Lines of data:
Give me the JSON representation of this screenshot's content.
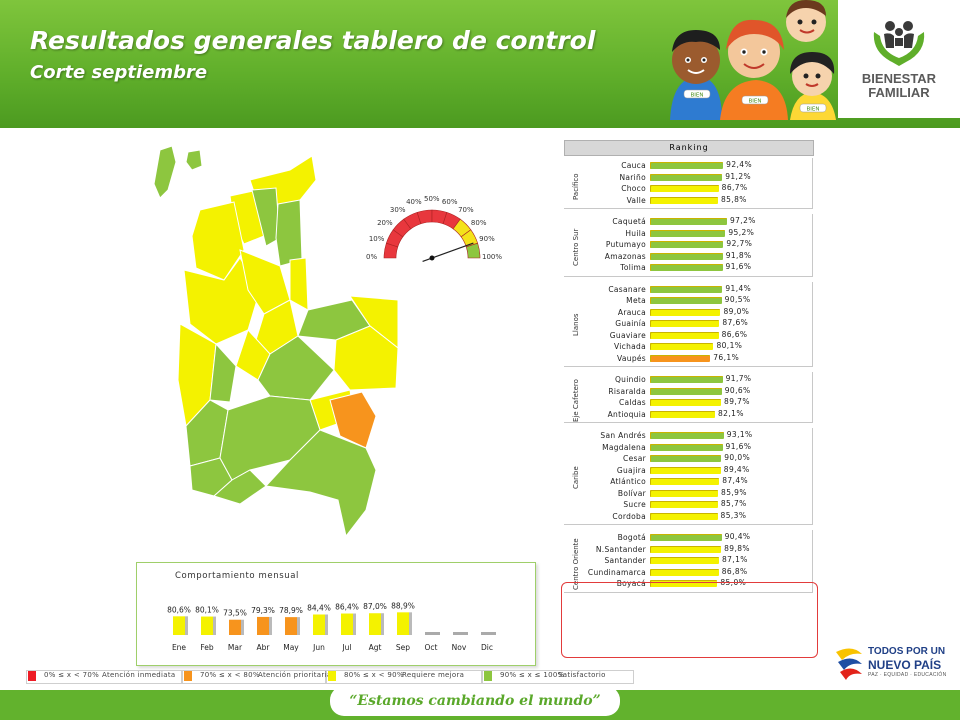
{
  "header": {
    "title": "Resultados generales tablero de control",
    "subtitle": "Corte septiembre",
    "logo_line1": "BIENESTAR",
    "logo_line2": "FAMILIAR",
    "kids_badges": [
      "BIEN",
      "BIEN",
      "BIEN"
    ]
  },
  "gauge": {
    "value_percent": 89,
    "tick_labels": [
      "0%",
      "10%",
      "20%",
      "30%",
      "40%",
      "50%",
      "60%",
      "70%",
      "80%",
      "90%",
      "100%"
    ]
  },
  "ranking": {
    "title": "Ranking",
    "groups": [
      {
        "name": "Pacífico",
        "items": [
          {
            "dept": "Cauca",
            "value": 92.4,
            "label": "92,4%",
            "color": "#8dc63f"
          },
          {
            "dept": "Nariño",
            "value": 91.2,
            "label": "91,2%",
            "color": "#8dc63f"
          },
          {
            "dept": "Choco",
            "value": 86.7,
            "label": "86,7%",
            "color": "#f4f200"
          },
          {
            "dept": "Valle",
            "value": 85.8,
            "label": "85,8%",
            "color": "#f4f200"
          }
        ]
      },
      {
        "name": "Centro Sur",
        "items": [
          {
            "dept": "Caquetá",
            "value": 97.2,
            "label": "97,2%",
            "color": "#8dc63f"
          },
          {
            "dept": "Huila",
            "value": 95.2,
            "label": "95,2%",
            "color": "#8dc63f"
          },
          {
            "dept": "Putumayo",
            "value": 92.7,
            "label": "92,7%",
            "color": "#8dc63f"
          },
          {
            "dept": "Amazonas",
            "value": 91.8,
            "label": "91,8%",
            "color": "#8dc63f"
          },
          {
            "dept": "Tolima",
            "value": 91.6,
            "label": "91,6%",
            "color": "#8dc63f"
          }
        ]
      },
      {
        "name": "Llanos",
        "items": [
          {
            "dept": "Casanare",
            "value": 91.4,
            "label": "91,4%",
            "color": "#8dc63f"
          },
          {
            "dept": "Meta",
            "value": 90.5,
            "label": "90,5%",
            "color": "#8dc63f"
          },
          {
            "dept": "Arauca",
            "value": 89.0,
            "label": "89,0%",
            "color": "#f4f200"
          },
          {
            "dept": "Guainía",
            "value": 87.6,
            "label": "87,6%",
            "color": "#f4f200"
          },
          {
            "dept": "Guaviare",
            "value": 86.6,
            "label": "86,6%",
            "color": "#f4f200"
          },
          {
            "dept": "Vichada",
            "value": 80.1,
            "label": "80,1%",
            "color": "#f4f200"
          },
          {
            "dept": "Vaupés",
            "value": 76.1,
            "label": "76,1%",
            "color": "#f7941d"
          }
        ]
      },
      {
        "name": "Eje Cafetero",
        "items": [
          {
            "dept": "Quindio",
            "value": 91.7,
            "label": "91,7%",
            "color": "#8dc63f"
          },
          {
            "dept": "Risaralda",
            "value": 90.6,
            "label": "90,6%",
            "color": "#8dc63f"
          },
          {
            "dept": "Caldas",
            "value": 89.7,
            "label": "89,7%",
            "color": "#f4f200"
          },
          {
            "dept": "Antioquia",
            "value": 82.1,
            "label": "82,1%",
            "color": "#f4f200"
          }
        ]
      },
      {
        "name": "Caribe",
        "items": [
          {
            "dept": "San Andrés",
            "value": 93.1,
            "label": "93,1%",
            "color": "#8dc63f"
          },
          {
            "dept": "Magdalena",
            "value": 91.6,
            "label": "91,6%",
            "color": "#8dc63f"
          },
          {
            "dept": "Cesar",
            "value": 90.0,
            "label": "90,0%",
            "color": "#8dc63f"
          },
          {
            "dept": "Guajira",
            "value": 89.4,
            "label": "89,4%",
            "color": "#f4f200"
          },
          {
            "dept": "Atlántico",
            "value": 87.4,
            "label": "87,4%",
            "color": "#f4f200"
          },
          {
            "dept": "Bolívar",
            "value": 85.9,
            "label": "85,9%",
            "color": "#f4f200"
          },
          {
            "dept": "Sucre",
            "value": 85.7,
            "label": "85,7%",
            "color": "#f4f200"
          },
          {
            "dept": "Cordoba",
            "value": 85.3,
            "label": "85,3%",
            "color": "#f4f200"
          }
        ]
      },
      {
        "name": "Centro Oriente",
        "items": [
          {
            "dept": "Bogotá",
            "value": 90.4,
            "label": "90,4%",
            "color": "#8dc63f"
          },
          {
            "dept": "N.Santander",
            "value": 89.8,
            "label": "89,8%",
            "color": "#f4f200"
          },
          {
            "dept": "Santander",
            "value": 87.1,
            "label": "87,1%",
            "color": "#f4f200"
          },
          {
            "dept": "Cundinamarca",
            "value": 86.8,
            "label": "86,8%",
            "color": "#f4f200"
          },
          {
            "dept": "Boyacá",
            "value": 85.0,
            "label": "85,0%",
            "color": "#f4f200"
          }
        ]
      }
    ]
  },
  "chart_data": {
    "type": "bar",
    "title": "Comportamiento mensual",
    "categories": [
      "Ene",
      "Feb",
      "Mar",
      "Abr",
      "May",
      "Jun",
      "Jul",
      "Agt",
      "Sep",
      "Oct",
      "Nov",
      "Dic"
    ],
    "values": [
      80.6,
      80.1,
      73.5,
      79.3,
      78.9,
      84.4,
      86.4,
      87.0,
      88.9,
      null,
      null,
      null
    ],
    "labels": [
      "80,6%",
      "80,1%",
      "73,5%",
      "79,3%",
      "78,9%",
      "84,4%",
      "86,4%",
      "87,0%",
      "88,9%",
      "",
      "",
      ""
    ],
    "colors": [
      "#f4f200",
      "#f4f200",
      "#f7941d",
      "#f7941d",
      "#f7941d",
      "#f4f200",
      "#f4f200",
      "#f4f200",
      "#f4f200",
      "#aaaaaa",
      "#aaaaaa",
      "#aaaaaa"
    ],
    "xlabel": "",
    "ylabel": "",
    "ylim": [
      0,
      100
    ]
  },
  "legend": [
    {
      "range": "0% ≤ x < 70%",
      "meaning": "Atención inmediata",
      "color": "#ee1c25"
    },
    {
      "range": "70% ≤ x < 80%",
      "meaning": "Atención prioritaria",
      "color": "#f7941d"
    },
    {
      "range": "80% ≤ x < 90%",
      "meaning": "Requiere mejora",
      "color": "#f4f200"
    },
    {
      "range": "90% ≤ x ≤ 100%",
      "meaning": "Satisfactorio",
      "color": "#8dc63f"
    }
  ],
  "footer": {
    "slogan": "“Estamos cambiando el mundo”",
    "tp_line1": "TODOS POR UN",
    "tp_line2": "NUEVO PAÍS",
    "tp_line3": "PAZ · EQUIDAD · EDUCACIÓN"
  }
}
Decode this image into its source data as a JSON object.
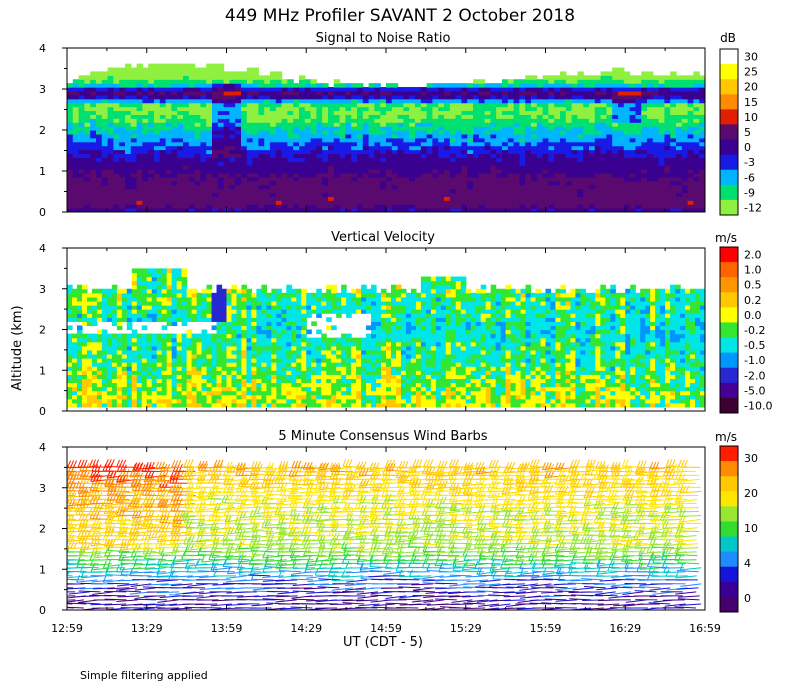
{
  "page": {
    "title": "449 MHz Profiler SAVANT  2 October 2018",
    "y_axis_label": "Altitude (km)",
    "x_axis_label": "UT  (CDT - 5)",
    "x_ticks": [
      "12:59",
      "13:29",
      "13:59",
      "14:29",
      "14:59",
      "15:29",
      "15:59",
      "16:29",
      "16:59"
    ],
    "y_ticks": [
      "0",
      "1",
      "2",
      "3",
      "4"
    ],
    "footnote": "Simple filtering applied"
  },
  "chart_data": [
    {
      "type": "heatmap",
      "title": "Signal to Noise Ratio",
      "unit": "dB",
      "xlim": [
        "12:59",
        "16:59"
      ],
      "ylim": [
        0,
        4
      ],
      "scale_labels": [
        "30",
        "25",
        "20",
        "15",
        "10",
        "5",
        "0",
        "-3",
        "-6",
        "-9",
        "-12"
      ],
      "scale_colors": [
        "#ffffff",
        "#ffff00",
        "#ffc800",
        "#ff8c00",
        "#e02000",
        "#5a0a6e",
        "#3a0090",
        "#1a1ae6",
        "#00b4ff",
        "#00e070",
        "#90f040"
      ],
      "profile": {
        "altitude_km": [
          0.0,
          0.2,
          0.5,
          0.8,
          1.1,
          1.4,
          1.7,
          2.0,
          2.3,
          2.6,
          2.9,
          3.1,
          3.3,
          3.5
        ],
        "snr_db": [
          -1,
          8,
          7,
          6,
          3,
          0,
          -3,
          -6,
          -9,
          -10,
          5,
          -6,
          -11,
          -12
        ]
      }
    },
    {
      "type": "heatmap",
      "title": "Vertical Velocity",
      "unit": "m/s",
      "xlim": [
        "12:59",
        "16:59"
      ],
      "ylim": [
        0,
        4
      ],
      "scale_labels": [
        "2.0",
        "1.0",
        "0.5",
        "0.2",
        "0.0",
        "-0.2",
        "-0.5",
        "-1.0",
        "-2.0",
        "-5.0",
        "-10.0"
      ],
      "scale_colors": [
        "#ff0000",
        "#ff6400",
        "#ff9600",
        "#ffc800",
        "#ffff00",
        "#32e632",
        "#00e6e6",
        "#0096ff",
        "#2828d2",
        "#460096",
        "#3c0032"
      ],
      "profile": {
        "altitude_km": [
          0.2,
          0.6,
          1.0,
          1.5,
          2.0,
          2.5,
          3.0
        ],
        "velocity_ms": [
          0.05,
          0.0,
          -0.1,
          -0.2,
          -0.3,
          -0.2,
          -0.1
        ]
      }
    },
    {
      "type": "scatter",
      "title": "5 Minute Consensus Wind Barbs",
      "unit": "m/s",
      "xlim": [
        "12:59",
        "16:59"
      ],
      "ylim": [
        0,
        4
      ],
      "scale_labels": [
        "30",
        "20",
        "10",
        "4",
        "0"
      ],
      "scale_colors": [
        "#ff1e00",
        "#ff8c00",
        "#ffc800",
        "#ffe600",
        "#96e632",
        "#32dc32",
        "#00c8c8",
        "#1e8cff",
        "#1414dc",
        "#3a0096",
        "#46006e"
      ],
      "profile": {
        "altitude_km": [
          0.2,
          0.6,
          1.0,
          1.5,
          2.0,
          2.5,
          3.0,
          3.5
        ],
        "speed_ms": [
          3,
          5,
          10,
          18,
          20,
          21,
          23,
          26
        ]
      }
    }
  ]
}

» WHAT YOU WILL DO: Only a number is needed: how many lines of the material above contain "Centro"?

» COMPLETED EXERCISE: 2